Gold Mining Shares Are A Lousy Investment

This year’s turnaround in Gold Mining shares had helped to buoy the hopes and dreams of investors who were ‘betting’ that their long, agonizing wait for euphoric, exponential gains is over.  They continue to believe that the future for the Gold Mining Industry is quite rosy. Unfortunately, they are probably wrong.

Most longer term investors in Gold Mining shares are not betting on the mining industry as much as they are betting on gold itself. They have invested in gold mining shares for several reasons:

  • They are, for most investors, more convenient than dealing in the physical metal.  Just call your broker; or buy them in your online account.
  • They are seen as being a ‘proxy’ for gold itself.
  • Some expect the mining shares to appreciate in value considerably more than the physical metal (fixed mining and production costs coupled with ever higher gold prices leads to ‘leveraged’ earnings and profitability).  There is some justification for this, but it normally occurs in the early stages of a sustained increase in US dollar prices for gold and is short-lived.

Wall Street doesn’t like gold.  Financial advisors are in the business of managing money.  So in order to satisfy the demand for gold-related investment vehicles, it has given us a plethora of stocks, mutual funds, ETFs, and other paper substitutes and products that supposedly represent the real thing.  Your broker or financial planner can easily incorporate these types of investments into your asset allocation model without too much trouble.  It boils down to marketing. It’s all about money under management.  Your broker or financial planner isn’t going to tell you to  buy gold coins with 10-20 percent of your assets and take delivery of  them.  But he or she might tell you to put some of your dollars into a gold-related mutual fund or ETF.

Let’s assume that all of the reasons above are valid and justify an investment in gold mining shares.  At current prices, gold mining shares are approximately eighty percent higher than they were in 1998/99.  And as recently as January of this year they were actually at or below their price levels of 1998/99. For comparison, US stocks at current prices are about two hundred fifty percent higher than their levels of 1998/99.  And lets not forget about gold itself.  Since 1998/99, gold is up over four hundred percent!

The above results are net of all the volatility that we have experienced in the financial markets over the last seventeen years. This includes the technology stock craze and crash, the September 11, 2001 terrorist attacks and subsequent general stock market decline. It also includes the real estate and stock market crashes 2008/09, US Treasury debt downgrade 2011, etc.  And, even the ‘surprise’ results from the recent US election for President.

So what have we learned about gold mining shares over the last seventeen years?  Gold mining shares are not even remotely close to keeping pace with the yellow metal itself, let alone providing the ‘leveraged’ profits that many investors were counting on.  Gold mining shares are a lousy investment. They are not a ‘proxy’ for gold.  Holding physical gold itself has been five times more profitable than owning a diversified portfolio of mining shares.

An investment in gold mining shares is an investment in a highly speculative, under capitalized business operation which is affected by too many variables other than just gold.

Are there reasons for owning gold mining shares?  Possibly.  They can provide diversification in an asset allocation model.  And if you are a trader, (speculatively inclined) there have been a ‘few’ shorter periods of time when the more speculative and explosive nature of ‘herd mentality’ has lead to huge gains in mining shares.  But be very quick to take profits and reallocate the proceeds.  The volatility can be overwhelming.

If you don’t own physical gold, you don’t own real money.  Gold is real money.
━━━━━━━━━━
Reproduce the gold mining shares article word for word from "An investment in gold mining shares is" to "can be overwhelming.".

Data to examine>
━━━━━━━━━━
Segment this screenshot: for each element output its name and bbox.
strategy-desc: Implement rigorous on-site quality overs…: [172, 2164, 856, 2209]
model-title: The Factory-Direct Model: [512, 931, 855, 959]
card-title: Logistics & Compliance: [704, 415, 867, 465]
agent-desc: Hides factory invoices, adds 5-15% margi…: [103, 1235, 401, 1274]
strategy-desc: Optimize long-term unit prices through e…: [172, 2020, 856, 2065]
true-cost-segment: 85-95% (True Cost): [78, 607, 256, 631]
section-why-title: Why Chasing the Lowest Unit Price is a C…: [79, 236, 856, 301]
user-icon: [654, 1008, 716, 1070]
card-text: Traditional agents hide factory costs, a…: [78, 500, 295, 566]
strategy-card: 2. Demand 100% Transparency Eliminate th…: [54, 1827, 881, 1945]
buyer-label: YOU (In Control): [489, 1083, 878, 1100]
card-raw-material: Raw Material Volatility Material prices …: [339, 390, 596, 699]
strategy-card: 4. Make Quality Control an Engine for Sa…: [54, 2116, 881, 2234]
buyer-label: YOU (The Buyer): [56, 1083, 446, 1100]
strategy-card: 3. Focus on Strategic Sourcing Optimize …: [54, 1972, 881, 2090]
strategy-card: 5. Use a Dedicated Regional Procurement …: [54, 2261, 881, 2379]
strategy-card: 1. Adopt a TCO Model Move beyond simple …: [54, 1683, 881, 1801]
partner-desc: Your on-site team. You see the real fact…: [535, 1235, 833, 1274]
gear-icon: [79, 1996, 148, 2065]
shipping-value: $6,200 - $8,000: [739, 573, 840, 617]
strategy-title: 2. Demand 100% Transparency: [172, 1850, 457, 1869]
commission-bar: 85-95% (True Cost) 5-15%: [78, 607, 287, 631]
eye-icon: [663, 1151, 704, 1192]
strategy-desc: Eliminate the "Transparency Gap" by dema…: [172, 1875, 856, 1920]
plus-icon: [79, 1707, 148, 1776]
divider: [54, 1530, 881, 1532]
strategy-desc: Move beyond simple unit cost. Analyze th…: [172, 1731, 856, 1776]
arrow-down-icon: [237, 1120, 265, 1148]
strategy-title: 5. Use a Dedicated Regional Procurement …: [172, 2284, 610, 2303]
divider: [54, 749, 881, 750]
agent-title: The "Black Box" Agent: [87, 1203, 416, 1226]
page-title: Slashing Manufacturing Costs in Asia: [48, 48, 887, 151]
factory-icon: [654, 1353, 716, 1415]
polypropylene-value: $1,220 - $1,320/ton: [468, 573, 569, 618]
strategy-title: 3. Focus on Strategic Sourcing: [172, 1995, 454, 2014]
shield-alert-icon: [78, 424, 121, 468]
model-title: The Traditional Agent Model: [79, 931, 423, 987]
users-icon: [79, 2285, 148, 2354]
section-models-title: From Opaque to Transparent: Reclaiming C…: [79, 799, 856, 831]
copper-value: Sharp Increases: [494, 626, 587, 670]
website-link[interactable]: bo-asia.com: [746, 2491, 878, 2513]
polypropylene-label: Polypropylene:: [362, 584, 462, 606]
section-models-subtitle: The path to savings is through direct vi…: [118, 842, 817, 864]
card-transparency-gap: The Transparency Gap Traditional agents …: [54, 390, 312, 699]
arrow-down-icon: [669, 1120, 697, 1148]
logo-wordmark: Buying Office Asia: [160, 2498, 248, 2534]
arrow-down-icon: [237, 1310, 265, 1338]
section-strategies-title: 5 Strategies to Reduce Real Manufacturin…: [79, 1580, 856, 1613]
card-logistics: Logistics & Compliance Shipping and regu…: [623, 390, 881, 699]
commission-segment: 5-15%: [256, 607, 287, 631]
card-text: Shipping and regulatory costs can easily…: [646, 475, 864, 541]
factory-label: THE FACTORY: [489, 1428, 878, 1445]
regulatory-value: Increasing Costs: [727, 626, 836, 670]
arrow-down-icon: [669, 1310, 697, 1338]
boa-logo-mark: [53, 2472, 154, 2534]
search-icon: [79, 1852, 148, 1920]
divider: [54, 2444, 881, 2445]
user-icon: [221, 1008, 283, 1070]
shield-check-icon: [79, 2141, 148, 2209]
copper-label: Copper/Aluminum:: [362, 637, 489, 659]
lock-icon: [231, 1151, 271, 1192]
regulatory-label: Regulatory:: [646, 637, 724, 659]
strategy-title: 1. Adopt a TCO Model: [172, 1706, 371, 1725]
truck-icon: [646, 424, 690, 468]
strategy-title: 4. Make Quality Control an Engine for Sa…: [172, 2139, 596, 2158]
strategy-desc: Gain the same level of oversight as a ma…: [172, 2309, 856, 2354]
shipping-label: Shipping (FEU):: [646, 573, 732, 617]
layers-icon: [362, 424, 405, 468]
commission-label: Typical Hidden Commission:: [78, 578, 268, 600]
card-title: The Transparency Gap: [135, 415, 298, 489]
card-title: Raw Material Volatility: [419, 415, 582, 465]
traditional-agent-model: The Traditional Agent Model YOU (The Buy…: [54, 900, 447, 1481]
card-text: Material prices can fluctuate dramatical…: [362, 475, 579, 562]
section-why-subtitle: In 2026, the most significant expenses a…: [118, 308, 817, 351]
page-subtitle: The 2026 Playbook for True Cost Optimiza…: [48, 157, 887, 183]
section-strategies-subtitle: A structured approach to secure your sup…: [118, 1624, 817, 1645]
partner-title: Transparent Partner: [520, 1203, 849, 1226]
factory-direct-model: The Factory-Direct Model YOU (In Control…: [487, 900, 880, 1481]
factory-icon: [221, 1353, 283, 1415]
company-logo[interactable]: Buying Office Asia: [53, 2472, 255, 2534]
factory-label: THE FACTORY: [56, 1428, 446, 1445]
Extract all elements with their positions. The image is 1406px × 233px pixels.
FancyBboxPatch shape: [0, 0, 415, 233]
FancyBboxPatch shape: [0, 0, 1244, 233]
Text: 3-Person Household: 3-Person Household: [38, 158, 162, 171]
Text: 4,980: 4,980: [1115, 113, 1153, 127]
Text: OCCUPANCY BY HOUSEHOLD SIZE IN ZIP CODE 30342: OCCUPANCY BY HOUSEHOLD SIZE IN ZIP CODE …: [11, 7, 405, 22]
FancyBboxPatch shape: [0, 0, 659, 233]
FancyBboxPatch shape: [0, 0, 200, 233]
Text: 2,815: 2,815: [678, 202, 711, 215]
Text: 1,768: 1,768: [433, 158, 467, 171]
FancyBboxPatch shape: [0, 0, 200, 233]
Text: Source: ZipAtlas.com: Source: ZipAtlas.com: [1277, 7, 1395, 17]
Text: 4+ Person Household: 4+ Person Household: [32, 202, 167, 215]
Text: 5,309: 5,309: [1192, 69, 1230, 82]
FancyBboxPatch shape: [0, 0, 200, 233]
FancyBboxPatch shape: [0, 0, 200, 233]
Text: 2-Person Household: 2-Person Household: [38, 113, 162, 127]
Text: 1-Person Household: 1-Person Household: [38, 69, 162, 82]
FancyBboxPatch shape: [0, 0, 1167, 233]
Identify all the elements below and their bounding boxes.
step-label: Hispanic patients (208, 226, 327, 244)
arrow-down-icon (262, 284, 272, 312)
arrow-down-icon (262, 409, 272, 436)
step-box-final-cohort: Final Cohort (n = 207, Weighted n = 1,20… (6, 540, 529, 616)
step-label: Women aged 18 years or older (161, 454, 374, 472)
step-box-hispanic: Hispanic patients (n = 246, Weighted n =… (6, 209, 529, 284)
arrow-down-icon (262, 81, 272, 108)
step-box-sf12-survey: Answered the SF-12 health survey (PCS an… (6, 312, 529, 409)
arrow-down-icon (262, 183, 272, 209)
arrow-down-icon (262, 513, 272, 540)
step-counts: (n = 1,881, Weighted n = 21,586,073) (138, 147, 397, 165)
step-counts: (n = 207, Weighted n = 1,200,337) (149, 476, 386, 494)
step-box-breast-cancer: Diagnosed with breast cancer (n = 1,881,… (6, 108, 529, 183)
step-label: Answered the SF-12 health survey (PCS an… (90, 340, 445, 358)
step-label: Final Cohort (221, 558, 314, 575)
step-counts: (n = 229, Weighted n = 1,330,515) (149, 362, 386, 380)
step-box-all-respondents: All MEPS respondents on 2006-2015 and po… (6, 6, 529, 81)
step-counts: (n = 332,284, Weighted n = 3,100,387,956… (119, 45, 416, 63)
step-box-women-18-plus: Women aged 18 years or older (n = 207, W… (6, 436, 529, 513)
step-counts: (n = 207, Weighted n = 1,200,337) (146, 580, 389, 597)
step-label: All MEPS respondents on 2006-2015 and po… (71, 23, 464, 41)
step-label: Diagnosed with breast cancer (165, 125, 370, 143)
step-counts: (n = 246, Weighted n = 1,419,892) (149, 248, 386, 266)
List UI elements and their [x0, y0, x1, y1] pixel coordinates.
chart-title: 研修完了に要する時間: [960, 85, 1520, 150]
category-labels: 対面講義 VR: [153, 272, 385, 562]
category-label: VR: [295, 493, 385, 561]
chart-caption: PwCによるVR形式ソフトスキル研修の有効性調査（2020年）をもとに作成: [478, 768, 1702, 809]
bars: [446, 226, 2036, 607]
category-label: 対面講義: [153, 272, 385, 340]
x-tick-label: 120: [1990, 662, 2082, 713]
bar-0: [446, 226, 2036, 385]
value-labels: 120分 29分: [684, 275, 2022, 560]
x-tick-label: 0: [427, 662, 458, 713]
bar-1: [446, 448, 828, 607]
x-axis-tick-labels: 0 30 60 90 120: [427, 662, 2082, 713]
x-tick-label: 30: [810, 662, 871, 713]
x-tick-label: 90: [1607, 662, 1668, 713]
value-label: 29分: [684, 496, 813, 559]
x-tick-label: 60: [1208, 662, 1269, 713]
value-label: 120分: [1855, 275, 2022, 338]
━━━━━━━━━━
Response to this exercise>
An investment in gold mining shares is an investment in a highly speculative, under capitalized business operation which is affected by too many variables other than just gold.

Are there reasons for owning gold mining shares?  Possibly.  They can provide diversification in an asset allocation model.  And if you are a trader, (speculatively inclined) there have been a ‘few’ shorter periods of time when the more speculative and explosive nature of ‘herd mentality’ has lead to huge gains in mining shares.  But be very quick to take profits and reallocate the proceeds.  The volatility can be overwhelming.